Task directions:
Give back every line exactly as it appears, pictures excluded.

=======

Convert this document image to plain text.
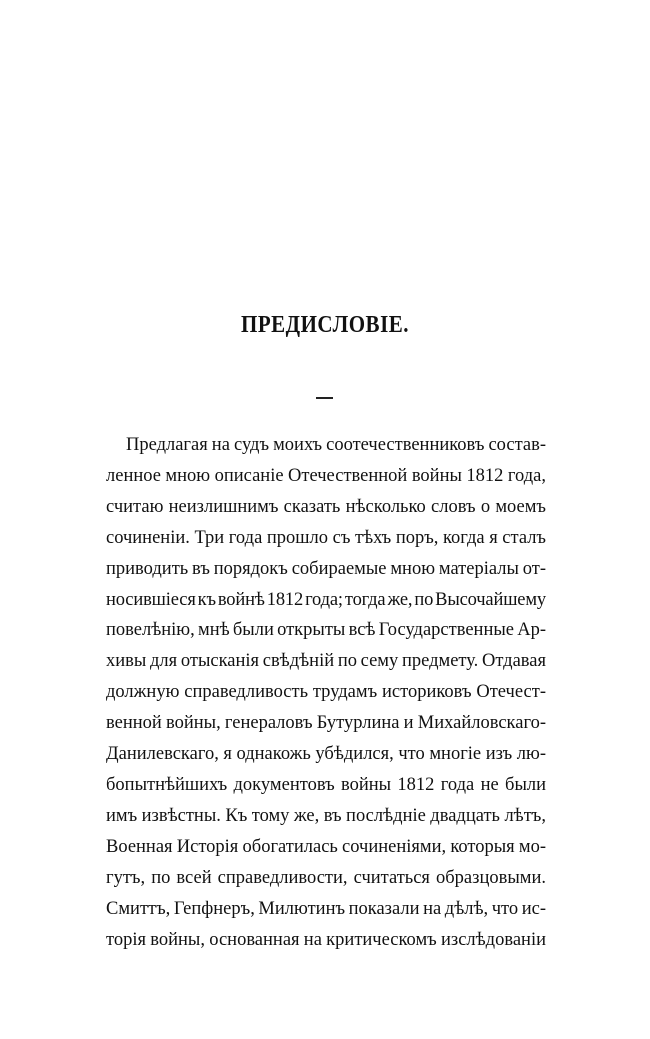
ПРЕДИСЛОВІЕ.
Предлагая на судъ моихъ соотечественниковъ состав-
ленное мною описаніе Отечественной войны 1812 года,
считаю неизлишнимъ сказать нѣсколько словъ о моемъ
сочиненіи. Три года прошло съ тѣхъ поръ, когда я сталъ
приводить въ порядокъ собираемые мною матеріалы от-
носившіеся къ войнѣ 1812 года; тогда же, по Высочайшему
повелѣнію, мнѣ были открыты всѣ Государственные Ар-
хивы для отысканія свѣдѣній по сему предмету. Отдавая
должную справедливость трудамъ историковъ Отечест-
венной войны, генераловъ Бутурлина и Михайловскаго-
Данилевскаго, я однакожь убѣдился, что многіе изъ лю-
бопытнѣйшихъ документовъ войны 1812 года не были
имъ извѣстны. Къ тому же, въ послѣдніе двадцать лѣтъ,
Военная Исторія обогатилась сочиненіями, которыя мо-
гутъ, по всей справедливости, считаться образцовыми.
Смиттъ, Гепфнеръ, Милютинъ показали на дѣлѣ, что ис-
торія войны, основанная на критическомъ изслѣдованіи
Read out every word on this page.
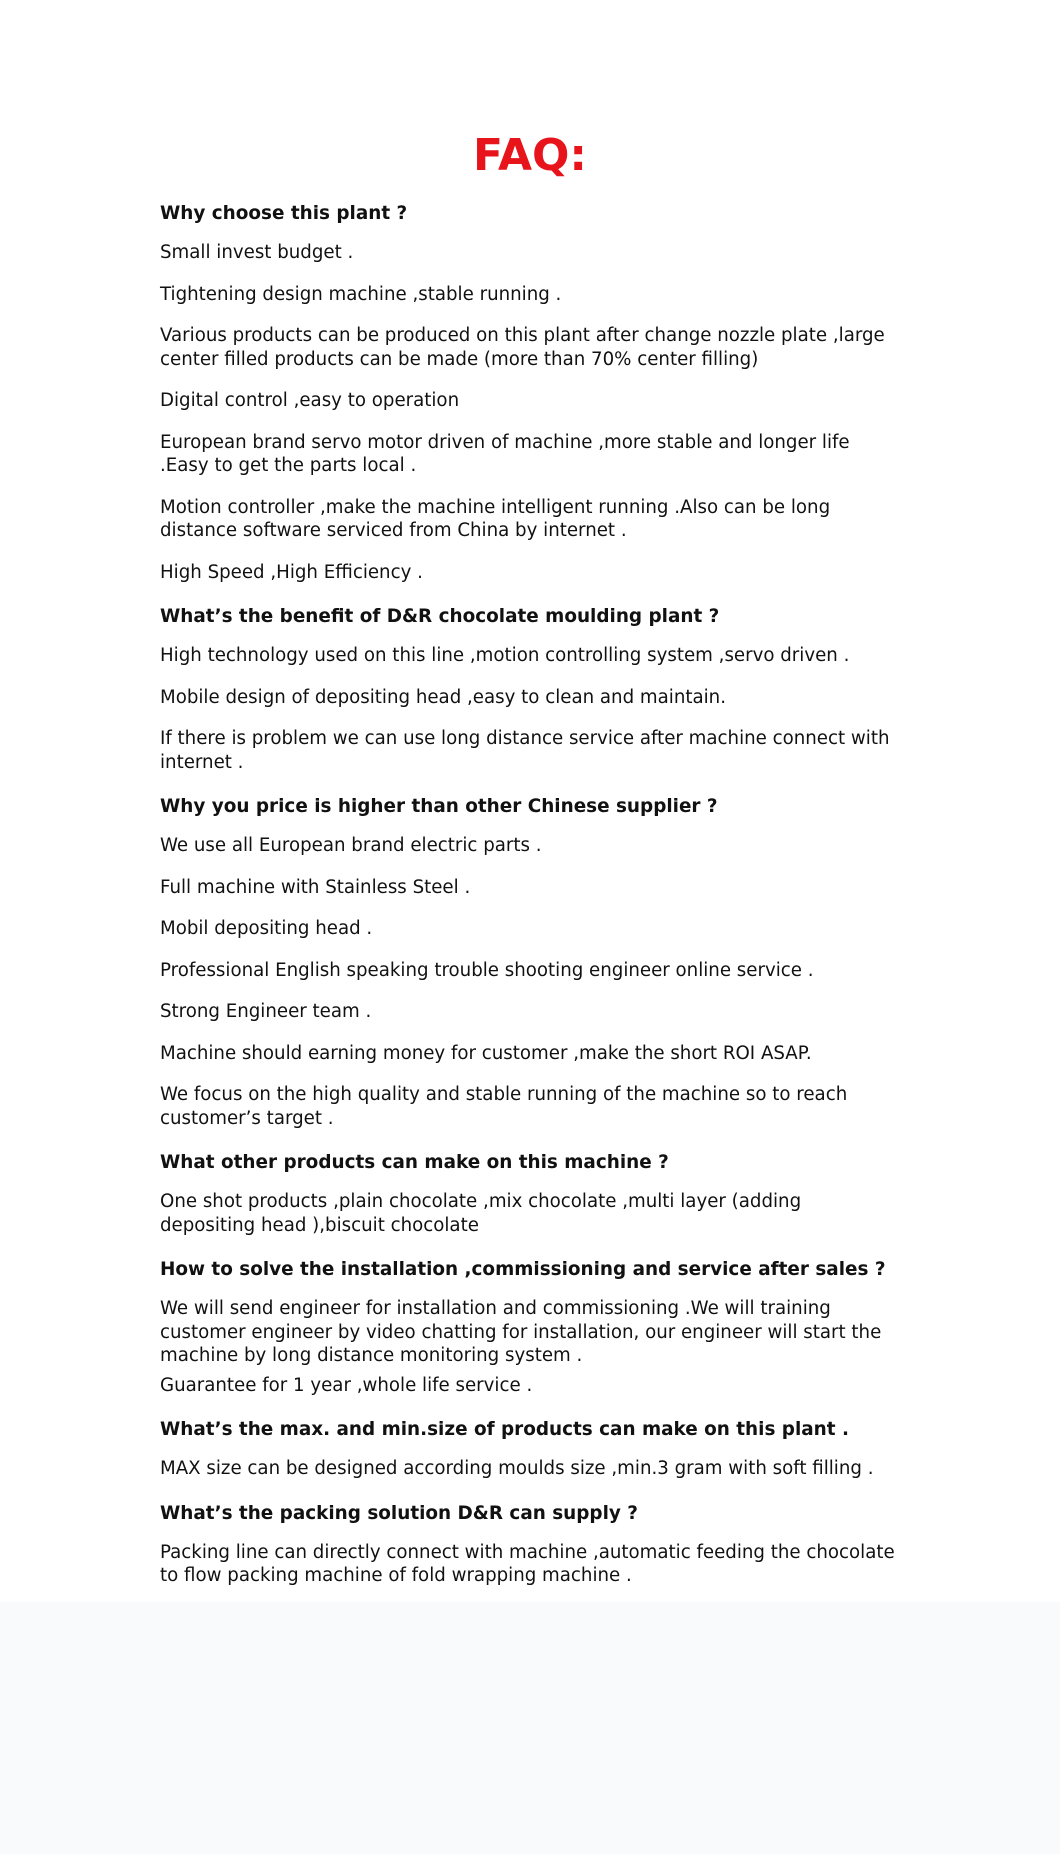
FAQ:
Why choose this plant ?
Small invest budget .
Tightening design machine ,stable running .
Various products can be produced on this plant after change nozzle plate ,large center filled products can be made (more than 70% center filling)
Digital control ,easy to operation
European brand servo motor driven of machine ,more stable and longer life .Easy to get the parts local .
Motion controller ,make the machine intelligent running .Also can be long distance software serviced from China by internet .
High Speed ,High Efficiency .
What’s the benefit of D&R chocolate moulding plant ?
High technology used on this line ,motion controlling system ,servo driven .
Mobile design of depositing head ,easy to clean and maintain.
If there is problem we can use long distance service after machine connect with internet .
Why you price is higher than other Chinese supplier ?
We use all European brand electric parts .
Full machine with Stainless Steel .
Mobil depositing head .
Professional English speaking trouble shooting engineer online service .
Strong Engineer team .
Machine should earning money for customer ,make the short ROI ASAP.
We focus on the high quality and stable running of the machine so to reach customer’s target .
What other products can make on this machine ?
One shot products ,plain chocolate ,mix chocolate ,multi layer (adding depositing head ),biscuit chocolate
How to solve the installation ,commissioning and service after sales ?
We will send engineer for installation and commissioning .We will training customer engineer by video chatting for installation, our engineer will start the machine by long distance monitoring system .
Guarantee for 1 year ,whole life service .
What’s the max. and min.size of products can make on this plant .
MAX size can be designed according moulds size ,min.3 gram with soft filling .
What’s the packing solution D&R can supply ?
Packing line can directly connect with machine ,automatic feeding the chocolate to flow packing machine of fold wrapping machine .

=======

Expected answer:
Convert this document image to plain text.
ПРЕДИСЛОВІЕ.
Предлагая на судъ моихъ соотечественниковъ состав-
ленное мною описаніе Отечественной войны 1812 года,
считаю неизлишнимъ сказать нѣсколько словъ о моемъ
сочиненіи. Три года прошло съ тѣхъ поръ, когда я сталъ
приводить въ порядокъ собираемые мною матеріалы от-
носившіеся къ войнѣ 1812 года; тогда же, по Высочайшему
повелѣнію, мнѣ были открыты всѣ Государственные Ар-
хивы для отысканія свѣдѣній по сему предмету. Отдавая
должную справедливость трудамъ историковъ Отечест-
венной войны, генераловъ Бутурлина и Михайловскаго-
Данилевскаго, я однакожь убѣдился, что многіе изъ лю-
бопытнѣйшихъ документовъ войны 1812 года не были
имъ извѣстны. Къ тому же, въ послѣдніе двадцать лѣтъ,
Военная Исторія обогатилась сочиненіями, которыя мо-
гутъ, по всей справедливости, считаться образцовыми.
Смиттъ, Гепфнеръ, Милютинъ показали на дѣлѣ, что ис-
торія войны, основанная на критическомъ изслѣдованіи
Read out every word on this page.
FAQ:
Why choose this plant ?
Small invest budget .
Tightening design machine ,stable running .
Various products can be produced on this plant after change nozzle plate ,large center filled products can be made (more than 70% center filling)
Digital control ,easy to operation
European brand servo motor driven of machine ,more stable and longer life .Easy to get the parts local .
Motion controller ,make the machine intelligent running .Also can be long distance software serviced from China by internet .
High Speed ,High Efficiency .
What’s the benefit of D&R chocolate moulding plant ?
High technology used on this line ,motion controlling system ,servo driven .
Mobile design of depositing head ,easy to clean and maintain.
If there is problem we can use long distance service after machine connect with internet .
Why you price is higher than other Chinese supplier ?
We use all European brand electric parts .
Full machine with Stainless Steel .
Mobil depositing head .
Professional English speaking trouble shooting engineer online service .
Strong Engineer team .
Machine should earning money for customer ,make the short ROI ASAP.
We focus on the high quality and stable running of the machine so to reach customer’s target .
What other products can make on this machine ?
One shot products ,plain chocolate ,mix chocolate ,multi layer (adding depositing head ),biscuit chocolate
How to solve the installation ,commissioning and service after sales ?
We will send engineer for installation and commissioning .We will training customer engineer by video chatting for installation, our engineer will start the machine by long distance monitoring system .
Guarantee for 1 year ,whole life service .
What’s the max. and min.size of products can make on this plant .
MAX size can be designed according moulds size ,min.3 gram with soft filling .
What’s the packing solution D&R can supply ?
Packing line can directly connect with machine ,automatic feeding the chocolate to flow packing machine of fold wrapping machine .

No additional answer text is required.